Start of Input data

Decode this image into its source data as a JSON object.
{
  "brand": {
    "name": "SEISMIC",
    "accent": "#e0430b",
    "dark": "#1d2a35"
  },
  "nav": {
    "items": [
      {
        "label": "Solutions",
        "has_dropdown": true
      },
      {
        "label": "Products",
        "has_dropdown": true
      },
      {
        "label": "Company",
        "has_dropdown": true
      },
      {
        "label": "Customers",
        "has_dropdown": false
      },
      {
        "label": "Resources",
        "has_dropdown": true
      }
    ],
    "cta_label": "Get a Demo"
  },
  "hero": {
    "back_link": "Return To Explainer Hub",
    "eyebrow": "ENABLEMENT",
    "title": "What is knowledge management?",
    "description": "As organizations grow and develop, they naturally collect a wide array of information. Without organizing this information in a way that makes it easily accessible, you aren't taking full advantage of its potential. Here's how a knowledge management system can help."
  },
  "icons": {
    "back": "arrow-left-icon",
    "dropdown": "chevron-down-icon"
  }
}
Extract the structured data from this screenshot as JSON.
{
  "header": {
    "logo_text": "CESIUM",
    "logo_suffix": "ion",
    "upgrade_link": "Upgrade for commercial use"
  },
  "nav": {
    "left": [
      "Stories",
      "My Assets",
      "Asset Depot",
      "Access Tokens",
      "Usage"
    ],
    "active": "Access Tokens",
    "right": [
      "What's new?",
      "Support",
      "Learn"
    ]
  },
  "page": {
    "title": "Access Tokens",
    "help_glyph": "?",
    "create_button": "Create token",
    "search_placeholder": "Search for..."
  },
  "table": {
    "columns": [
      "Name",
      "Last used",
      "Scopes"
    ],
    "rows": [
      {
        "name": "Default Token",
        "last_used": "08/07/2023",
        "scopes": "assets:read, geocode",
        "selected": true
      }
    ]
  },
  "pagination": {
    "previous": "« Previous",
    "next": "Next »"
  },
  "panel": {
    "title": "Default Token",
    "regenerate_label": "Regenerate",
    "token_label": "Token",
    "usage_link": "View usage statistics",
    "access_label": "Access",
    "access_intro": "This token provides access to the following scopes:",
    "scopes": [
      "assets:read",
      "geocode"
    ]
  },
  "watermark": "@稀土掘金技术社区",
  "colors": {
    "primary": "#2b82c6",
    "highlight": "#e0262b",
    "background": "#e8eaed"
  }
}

End of Input data

▸ Task to carry out
Tally the lines of the listing in which the word "title" occurs, and state the total alone.

▸ Exercise solution
3